(Figure contents as structured data)
_ _ _ _ _ _ _

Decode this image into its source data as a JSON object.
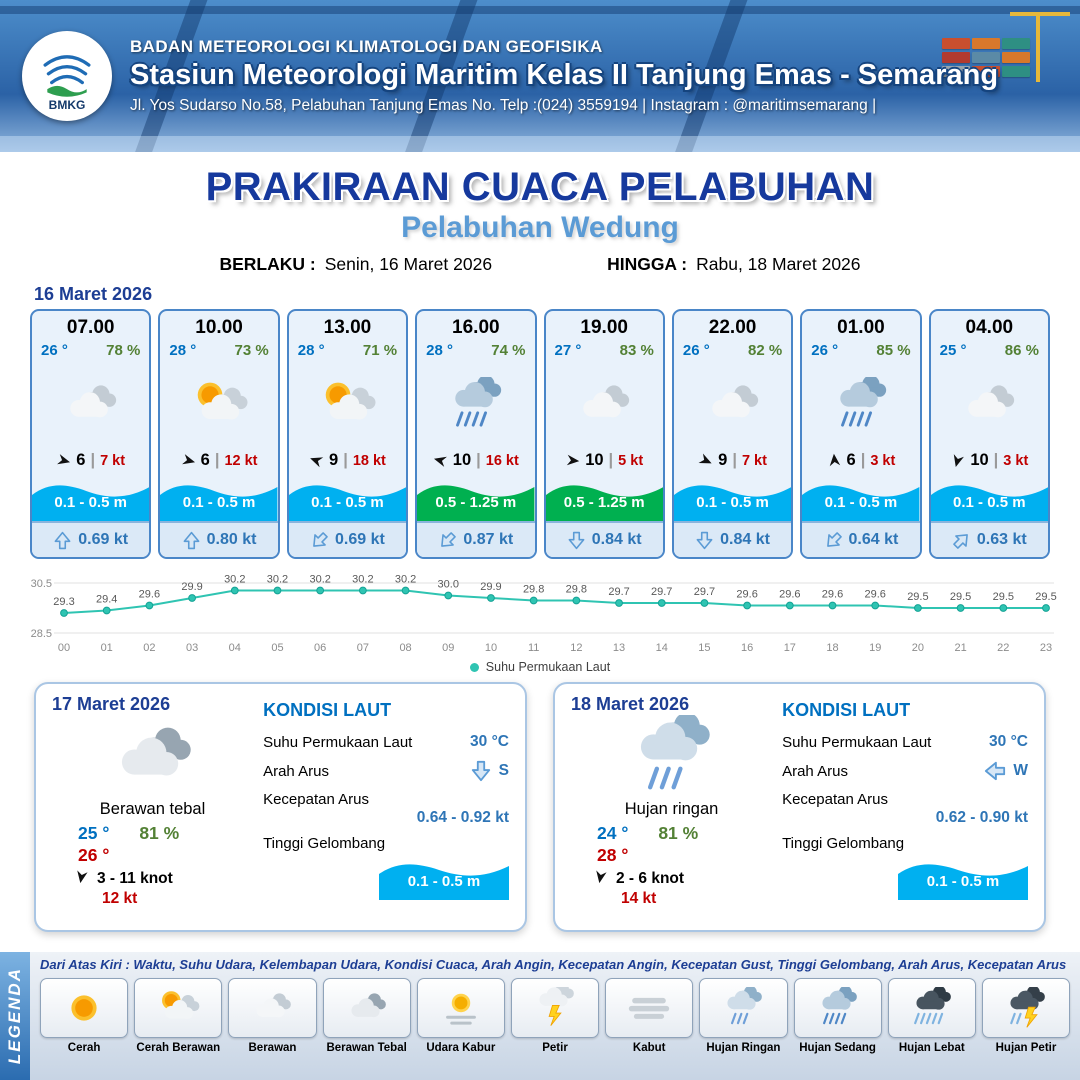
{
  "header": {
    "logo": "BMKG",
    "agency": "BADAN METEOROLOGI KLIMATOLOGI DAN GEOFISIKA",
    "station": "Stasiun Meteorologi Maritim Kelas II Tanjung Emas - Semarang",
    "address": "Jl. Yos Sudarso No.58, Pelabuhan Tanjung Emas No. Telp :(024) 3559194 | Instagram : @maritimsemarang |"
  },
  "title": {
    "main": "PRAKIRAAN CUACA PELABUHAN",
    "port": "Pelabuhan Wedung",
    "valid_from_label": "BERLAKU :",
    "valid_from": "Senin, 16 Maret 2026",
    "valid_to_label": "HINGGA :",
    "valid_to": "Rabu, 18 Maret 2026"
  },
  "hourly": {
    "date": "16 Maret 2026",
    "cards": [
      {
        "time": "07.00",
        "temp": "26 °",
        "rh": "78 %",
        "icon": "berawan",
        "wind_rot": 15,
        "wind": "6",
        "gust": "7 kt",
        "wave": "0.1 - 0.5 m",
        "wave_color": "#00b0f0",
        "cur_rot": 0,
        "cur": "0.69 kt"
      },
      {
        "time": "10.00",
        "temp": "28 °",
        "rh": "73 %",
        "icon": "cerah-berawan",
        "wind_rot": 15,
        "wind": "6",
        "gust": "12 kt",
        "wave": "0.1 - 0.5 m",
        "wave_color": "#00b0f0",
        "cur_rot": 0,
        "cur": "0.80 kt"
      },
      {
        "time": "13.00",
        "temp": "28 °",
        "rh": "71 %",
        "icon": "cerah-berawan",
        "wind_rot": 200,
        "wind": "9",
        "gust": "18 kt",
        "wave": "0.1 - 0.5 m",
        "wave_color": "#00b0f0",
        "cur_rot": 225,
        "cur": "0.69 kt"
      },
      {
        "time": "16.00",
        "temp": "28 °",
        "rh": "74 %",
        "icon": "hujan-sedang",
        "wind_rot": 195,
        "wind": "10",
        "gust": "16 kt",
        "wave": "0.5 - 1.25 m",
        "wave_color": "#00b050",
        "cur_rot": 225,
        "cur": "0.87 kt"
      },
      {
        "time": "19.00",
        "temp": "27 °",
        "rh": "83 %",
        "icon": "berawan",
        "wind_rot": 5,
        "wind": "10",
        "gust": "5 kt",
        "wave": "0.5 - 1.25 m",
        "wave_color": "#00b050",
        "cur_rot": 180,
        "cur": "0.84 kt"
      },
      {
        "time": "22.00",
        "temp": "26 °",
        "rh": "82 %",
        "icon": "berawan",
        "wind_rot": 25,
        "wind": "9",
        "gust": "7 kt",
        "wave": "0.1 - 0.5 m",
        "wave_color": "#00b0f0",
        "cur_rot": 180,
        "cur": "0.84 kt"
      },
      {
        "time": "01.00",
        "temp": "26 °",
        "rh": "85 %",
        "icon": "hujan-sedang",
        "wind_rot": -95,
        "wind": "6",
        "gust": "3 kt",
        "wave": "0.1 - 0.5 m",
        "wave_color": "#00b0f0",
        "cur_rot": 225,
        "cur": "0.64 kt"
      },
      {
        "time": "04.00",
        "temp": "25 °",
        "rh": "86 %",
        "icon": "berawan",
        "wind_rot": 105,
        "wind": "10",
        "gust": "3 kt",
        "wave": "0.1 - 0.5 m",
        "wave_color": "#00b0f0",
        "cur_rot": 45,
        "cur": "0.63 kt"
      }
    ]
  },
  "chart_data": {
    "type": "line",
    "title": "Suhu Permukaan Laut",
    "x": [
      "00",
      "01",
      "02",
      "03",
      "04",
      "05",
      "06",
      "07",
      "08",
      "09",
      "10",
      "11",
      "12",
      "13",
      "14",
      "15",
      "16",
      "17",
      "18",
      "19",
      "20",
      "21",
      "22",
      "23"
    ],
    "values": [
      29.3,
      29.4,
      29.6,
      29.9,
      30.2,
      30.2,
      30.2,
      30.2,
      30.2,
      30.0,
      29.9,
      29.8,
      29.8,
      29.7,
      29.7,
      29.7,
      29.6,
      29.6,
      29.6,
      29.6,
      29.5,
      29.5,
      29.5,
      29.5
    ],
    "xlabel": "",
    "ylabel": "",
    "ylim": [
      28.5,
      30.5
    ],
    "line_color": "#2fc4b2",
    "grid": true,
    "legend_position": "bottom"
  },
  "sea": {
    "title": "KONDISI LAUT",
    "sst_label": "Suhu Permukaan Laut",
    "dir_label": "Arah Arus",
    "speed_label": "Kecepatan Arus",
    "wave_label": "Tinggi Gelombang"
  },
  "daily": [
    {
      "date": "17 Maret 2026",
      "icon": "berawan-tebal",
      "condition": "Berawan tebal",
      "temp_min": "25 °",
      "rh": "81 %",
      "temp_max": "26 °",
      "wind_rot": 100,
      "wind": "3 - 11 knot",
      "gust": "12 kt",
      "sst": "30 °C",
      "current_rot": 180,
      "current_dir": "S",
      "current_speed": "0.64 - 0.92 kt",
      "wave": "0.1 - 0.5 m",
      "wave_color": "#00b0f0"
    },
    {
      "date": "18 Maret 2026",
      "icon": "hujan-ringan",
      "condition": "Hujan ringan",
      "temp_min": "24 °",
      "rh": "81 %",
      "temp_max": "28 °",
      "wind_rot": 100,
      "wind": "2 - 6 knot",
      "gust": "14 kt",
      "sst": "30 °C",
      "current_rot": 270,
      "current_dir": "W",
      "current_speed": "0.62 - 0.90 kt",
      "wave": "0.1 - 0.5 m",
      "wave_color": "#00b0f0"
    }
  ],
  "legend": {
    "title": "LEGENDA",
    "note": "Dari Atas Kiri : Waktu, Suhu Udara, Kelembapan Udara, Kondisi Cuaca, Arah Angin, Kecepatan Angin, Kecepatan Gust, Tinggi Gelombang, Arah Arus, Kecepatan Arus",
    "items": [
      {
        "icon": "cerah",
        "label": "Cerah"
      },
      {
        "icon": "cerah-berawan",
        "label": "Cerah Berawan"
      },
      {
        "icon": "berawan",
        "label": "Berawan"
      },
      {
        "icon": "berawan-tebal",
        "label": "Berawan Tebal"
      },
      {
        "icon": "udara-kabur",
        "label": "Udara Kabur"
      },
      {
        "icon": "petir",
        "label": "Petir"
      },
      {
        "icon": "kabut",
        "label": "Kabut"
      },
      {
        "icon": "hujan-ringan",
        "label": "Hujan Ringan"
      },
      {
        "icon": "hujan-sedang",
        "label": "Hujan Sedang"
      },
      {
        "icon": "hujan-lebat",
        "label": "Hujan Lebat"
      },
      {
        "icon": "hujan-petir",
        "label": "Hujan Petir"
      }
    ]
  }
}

_ _ _ _ _ _ _

Which lines contain the word "Arah"? Copy each one.

    "dir_label": "Arah Arus",
    "note": "Dari Atas Kiri : Waktu, Suhu Udara, Kelembapan Udara, Kondisi Cuaca, Arah Angin, Kecepatan Angin, Kecepatan Gust, Tinggi Gelombang, Arah Arus, Kecepatan Arus",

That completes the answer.